---------- INPUT RECORDS
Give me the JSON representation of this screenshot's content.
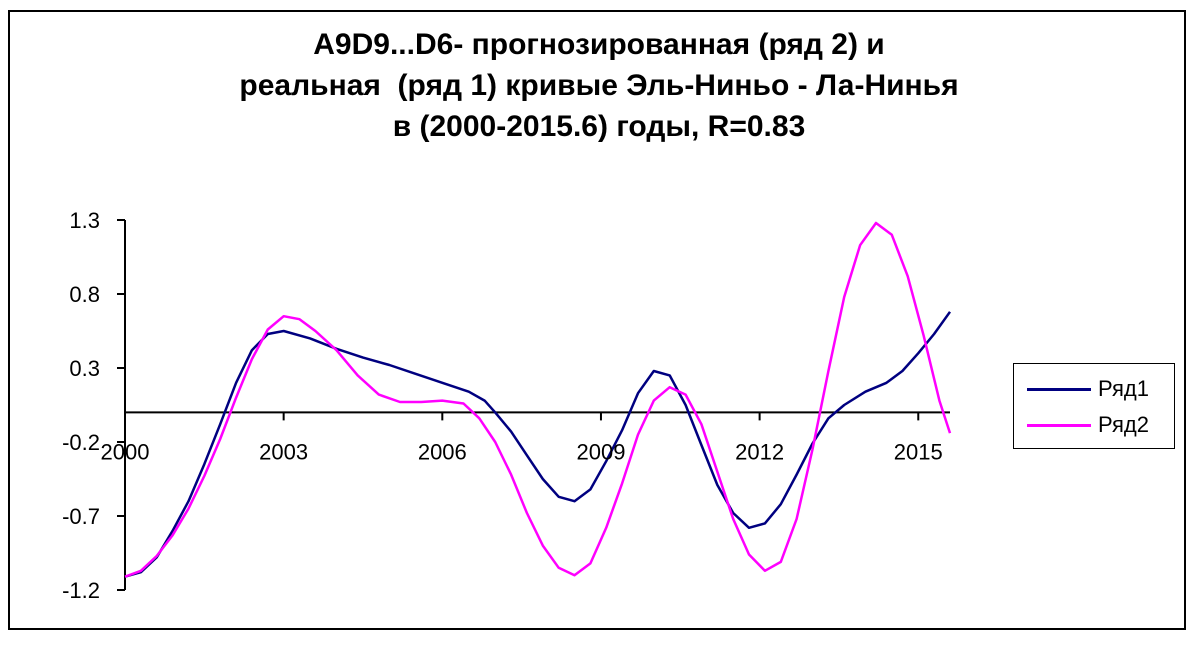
{
  "chart_data": {
    "type": "line",
    "title_lines": [
      "A9D9...D6- прогнозированная (ряд 2) и",
      "реальная  (ряд 1) кривые Эль-Ниньо - Ла-Нинья",
      "в (2000-2015.6) годы, R=0.83"
    ],
    "xlabel": "",
    "ylabel": "",
    "xlim": [
      2000,
      2015.6
    ],
    "ylim": [
      -1.2,
      1.3
    ],
    "x_ticks": [
      2000,
      2003,
      2006,
      2009,
      2012,
      2015
    ],
    "x_tick_labels": [
      "2000",
      "2003",
      "2006",
      "2009",
      "2012",
      "2015"
    ],
    "y_ticks": [
      1.3,
      0.8,
      0.3,
      -0.2,
      -0.7,
      -1.2
    ],
    "y_tick_labels": [
      "1.3",
      "0.8",
      "0.3",
      "-0.2",
      "-0.7",
      "-1.2"
    ],
    "x_axis_crosses_y": 0,
    "grid": false,
    "legend_position": "right",
    "series": [
      {
        "name": "Ряд1",
        "color": "#000080",
        "points": [
          [
            2000.0,
            -1.11
          ],
          [
            2000.3,
            -1.08
          ],
          [
            2000.6,
            -0.98
          ],
          [
            2000.9,
            -0.8
          ],
          [
            2001.2,
            -0.6
          ],
          [
            2001.5,
            -0.35
          ],
          [
            2001.8,
            -0.08
          ],
          [
            2002.1,
            0.2
          ],
          [
            2002.4,
            0.42
          ],
          [
            2002.7,
            0.53
          ],
          [
            2003.0,
            0.55
          ],
          [
            2003.5,
            0.5
          ],
          [
            2004.0,
            0.43
          ],
          [
            2004.5,
            0.37
          ],
          [
            2005.0,
            0.32
          ],
          [
            2005.5,
            0.26
          ],
          [
            2006.0,
            0.2
          ],
          [
            2006.5,
            0.14
          ],
          [
            2006.8,
            0.08
          ],
          [
            2007.0,
            0.0
          ],
          [
            2007.3,
            -0.13
          ],
          [
            2007.6,
            -0.29
          ],
          [
            2007.9,
            -0.45
          ],
          [
            2008.2,
            -0.57
          ],
          [
            2008.5,
            -0.6
          ],
          [
            2008.8,
            -0.52
          ],
          [
            2009.1,
            -0.33
          ],
          [
            2009.4,
            -0.12
          ],
          [
            2009.7,
            0.13
          ],
          [
            2010.0,
            0.28
          ],
          [
            2010.3,
            0.25
          ],
          [
            2010.6,
            0.05
          ],
          [
            2010.9,
            -0.22
          ],
          [
            2011.2,
            -0.49
          ],
          [
            2011.5,
            -0.68
          ],
          [
            2011.8,
            -0.78
          ],
          [
            2012.1,
            -0.75
          ],
          [
            2012.4,
            -0.62
          ],
          [
            2012.7,
            -0.42
          ],
          [
            2013.0,
            -0.21
          ],
          [
            2013.3,
            -0.04
          ],
          [
            2013.6,
            0.05
          ],
          [
            2014.0,
            0.14
          ],
          [
            2014.4,
            0.2
          ],
          [
            2014.7,
            0.28
          ],
          [
            2015.0,
            0.4
          ],
          [
            2015.3,
            0.53
          ],
          [
            2015.6,
            0.68
          ]
        ]
      },
      {
        "name": "Ряд2",
        "color": "#ff00ff",
        "points": [
          [
            2000.0,
            -1.11
          ],
          [
            2000.3,
            -1.07
          ],
          [
            2000.6,
            -0.97
          ],
          [
            2000.9,
            -0.83
          ],
          [
            2001.2,
            -0.65
          ],
          [
            2001.5,
            -0.43
          ],
          [
            2001.8,
            -0.18
          ],
          [
            2002.1,
            0.1
          ],
          [
            2002.4,
            0.36
          ],
          [
            2002.7,
            0.56
          ],
          [
            2003.0,
            0.65
          ],
          [
            2003.3,
            0.63
          ],
          [
            2003.6,
            0.55
          ],
          [
            2004.0,
            0.42
          ],
          [
            2004.4,
            0.25
          ],
          [
            2004.8,
            0.12
          ],
          [
            2005.2,
            0.07
          ],
          [
            2005.6,
            0.07
          ],
          [
            2006.0,
            0.08
          ],
          [
            2006.4,
            0.06
          ],
          [
            2006.7,
            -0.04
          ],
          [
            2007.0,
            -0.2
          ],
          [
            2007.3,
            -0.42
          ],
          [
            2007.6,
            -0.68
          ],
          [
            2007.9,
            -0.9
          ],
          [
            2008.2,
            -1.05
          ],
          [
            2008.5,
            -1.1
          ],
          [
            2008.8,
            -1.02
          ],
          [
            2009.1,
            -0.78
          ],
          [
            2009.4,
            -0.48
          ],
          [
            2009.7,
            -0.15
          ],
          [
            2010.0,
            0.08
          ],
          [
            2010.3,
            0.17
          ],
          [
            2010.6,
            0.12
          ],
          [
            2010.9,
            -0.08
          ],
          [
            2011.2,
            -0.4
          ],
          [
            2011.5,
            -0.72
          ],
          [
            2011.8,
            -0.96
          ],
          [
            2012.1,
            -1.07
          ],
          [
            2012.4,
            -1.01
          ],
          [
            2012.7,
            -0.72
          ],
          [
            2013.0,
            -0.25
          ],
          [
            2013.3,
            0.28
          ],
          [
            2013.6,
            0.78
          ],
          [
            2013.9,
            1.13
          ],
          [
            2014.2,
            1.28
          ],
          [
            2014.5,
            1.2
          ],
          [
            2014.8,
            0.92
          ],
          [
            2015.1,
            0.52
          ],
          [
            2015.4,
            0.08
          ],
          [
            2015.6,
            -0.14
          ]
        ]
      }
    ]
  }
}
--------------------
REQUEST |
Above are records with pictures; repeat the records exactly and leave the pictures out.

RESPONSE TO THE TASK |
Give me the JSON representation of this screenshot's content.
{
  "chart_data": {
    "type": "line",
    "title_lines": [
      "A9D9...D6- прогнозированная (ряд 2) и",
      "реальная  (ряд 1) кривые Эль-Ниньо - Ла-Нинья",
      "в (2000-2015.6) годы, R=0.83"
    ],
    "xlabel": "",
    "ylabel": "",
    "xlim": [
      2000,
      2015.6
    ],
    "ylim": [
      -1.2,
      1.3
    ],
    "x_ticks": [
      2000,
      2003,
      2006,
      2009,
      2012,
      2015
    ],
    "x_tick_labels": [
      "2000",
      "2003",
      "2006",
      "2009",
      "2012",
      "2015"
    ],
    "y_ticks": [
      1.3,
      0.8,
      0.3,
      -0.2,
      -0.7,
      -1.2
    ],
    "y_tick_labels": [
      "1.3",
      "0.8",
      "0.3",
      "-0.2",
      "-0.7",
      "-1.2"
    ],
    "x_axis_crosses_y": 0,
    "grid": false,
    "legend_position": "right",
    "series": [
      {
        "name": "Ряд1",
        "color": "#000080",
        "points": [
          [
            2000.0,
            -1.11
          ],
          [
            2000.3,
            -1.08
          ],
          [
            2000.6,
            -0.98
          ],
          [
            2000.9,
            -0.8
          ],
          [
            2001.2,
            -0.6
          ],
          [
            2001.5,
            -0.35
          ],
          [
            2001.8,
            -0.08
          ],
          [
            2002.1,
            0.2
          ],
          [
            2002.4,
            0.42
          ],
          [
            2002.7,
            0.53
          ],
          [
            2003.0,
            0.55
          ],
          [
            2003.5,
            0.5
          ],
          [
            2004.0,
            0.43
          ],
          [
            2004.5,
            0.37
          ],
          [
            2005.0,
            0.32
          ],
          [
            2005.5,
            0.26
          ],
          [
            2006.0,
            0.2
          ],
          [
            2006.5,
            0.14
          ],
          [
            2006.8,
            0.08
          ],
          [
            2007.0,
            0.0
          ],
          [
            2007.3,
            -0.13
          ],
          [
            2007.6,
            -0.29
          ],
          [
            2007.9,
            -0.45
          ],
          [
            2008.2,
            -0.57
          ],
          [
            2008.5,
            -0.6
          ],
          [
            2008.8,
            -0.52
          ],
          [
            2009.1,
            -0.33
          ],
          [
            2009.4,
            -0.12
          ],
          [
            2009.7,
            0.13
          ],
          [
            2010.0,
            0.28
          ],
          [
            2010.3,
            0.25
          ],
          [
            2010.6,
            0.05
          ],
          [
            2010.9,
            -0.22
          ],
          [
            2011.2,
            -0.49
          ],
          [
            2011.5,
            -0.68
          ],
          [
            2011.8,
            -0.78
          ],
          [
            2012.1,
            -0.75
          ],
          [
            2012.4,
            -0.62
          ],
          [
            2012.7,
            -0.42
          ],
          [
            2013.0,
            -0.21
          ],
          [
            2013.3,
            -0.04
          ],
          [
            2013.6,
            0.05
          ],
          [
            2014.0,
            0.14
          ],
          [
            2014.4,
            0.2
          ],
          [
            2014.7,
            0.28
          ],
          [
            2015.0,
            0.4
          ],
          [
            2015.3,
            0.53
          ],
          [
            2015.6,
            0.68
          ]
        ]
      },
      {
        "name": "Ряд2",
        "color": "#ff00ff",
        "points": [
          [
            2000.0,
            -1.11
          ],
          [
            2000.3,
            -1.07
          ],
          [
            2000.6,
            -0.97
          ],
          [
            2000.9,
            -0.83
          ],
          [
            2001.2,
            -0.65
          ],
          [
            2001.5,
            -0.43
          ],
          [
            2001.8,
            -0.18
          ],
          [
            2002.1,
            0.1
          ],
          [
            2002.4,
            0.36
          ],
          [
            2002.7,
            0.56
          ],
          [
            2003.0,
            0.65
          ],
          [
            2003.3,
            0.63
          ],
          [
            2003.6,
            0.55
          ],
          [
            2004.0,
            0.42
          ],
          [
            2004.4,
            0.25
          ],
          [
            2004.8,
            0.12
          ],
          [
            2005.2,
            0.07
          ],
          [
            2005.6,
            0.07
          ],
          [
            2006.0,
            0.08
          ],
          [
            2006.4,
            0.06
          ],
          [
            2006.7,
            -0.04
          ],
          [
            2007.0,
            -0.2
          ],
          [
            2007.3,
            -0.42
          ],
          [
            2007.6,
            -0.68
          ],
          [
            2007.9,
            -0.9
          ],
          [
            2008.2,
            -1.05
          ],
          [
            2008.5,
            -1.1
          ],
          [
            2008.8,
            -1.02
          ],
          [
            2009.1,
            -0.78
          ],
          [
            2009.4,
            -0.48
          ],
          [
            2009.7,
            -0.15
          ],
          [
            2010.0,
            0.08
          ],
          [
            2010.3,
            0.17
          ],
          [
            2010.6,
            0.12
          ],
          [
            2010.9,
            -0.08
          ],
          [
            2011.2,
            -0.4
          ],
          [
            2011.5,
            -0.72
          ],
          [
            2011.8,
            -0.96
          ],
          [
            2012.1,
            -1.07
          ],
          [
            2012.4,
            -1.01
          ],
          [
            2012.7,
            -0.72
          ],
          [
            2013.0,
            -0.25
          ],
          [
            2013.3,
            0.28
          ],
          [
            2013.6,
            0.78
          ],
          [
            2013.9,
            1.13
          ],
          [
            2014.2,
            1.28
          ],
          [
            2014.5,
            1.2
          ],
          [
            2014.8,
            0.92
          ],
          [
            2015.1,
            0.52
          ],
          [
            2015.4,
            0.08
          ],
          [
            2015.6,
            -0.14
          ]
        ]
      }
    ]
  }
}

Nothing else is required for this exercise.